» Collected data:
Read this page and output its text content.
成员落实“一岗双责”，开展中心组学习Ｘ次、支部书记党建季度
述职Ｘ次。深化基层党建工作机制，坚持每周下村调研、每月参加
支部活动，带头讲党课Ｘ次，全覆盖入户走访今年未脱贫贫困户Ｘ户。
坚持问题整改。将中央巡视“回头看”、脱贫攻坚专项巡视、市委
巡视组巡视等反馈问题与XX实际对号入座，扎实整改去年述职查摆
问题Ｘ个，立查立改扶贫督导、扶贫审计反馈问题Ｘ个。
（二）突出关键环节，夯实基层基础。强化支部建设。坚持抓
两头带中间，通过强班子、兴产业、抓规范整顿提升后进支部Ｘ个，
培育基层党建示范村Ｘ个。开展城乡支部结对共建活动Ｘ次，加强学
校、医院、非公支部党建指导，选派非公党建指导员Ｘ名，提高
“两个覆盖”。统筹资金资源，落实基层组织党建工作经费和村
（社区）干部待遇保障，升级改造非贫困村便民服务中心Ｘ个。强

* * *

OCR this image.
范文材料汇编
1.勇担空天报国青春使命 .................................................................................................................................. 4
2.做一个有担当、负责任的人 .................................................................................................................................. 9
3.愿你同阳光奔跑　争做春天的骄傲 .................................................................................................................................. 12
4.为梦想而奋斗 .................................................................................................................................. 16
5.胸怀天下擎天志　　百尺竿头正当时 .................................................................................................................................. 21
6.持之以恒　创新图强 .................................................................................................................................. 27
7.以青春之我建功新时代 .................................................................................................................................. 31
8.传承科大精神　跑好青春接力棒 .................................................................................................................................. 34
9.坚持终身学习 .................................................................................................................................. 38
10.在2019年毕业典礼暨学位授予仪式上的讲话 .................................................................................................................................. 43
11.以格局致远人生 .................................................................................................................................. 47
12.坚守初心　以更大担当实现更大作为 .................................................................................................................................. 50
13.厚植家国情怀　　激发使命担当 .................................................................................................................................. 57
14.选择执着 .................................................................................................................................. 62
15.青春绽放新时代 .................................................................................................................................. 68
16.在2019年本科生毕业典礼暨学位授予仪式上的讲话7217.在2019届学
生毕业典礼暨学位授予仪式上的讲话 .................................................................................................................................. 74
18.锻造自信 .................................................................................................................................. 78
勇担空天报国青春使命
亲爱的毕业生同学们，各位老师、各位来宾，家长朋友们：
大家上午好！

» REQUIRED TASK: Your task is to pick out every line with the string "this" and copy it.

» THE COMPLETED TASK:
Read this page and output its text content.
OCR this image.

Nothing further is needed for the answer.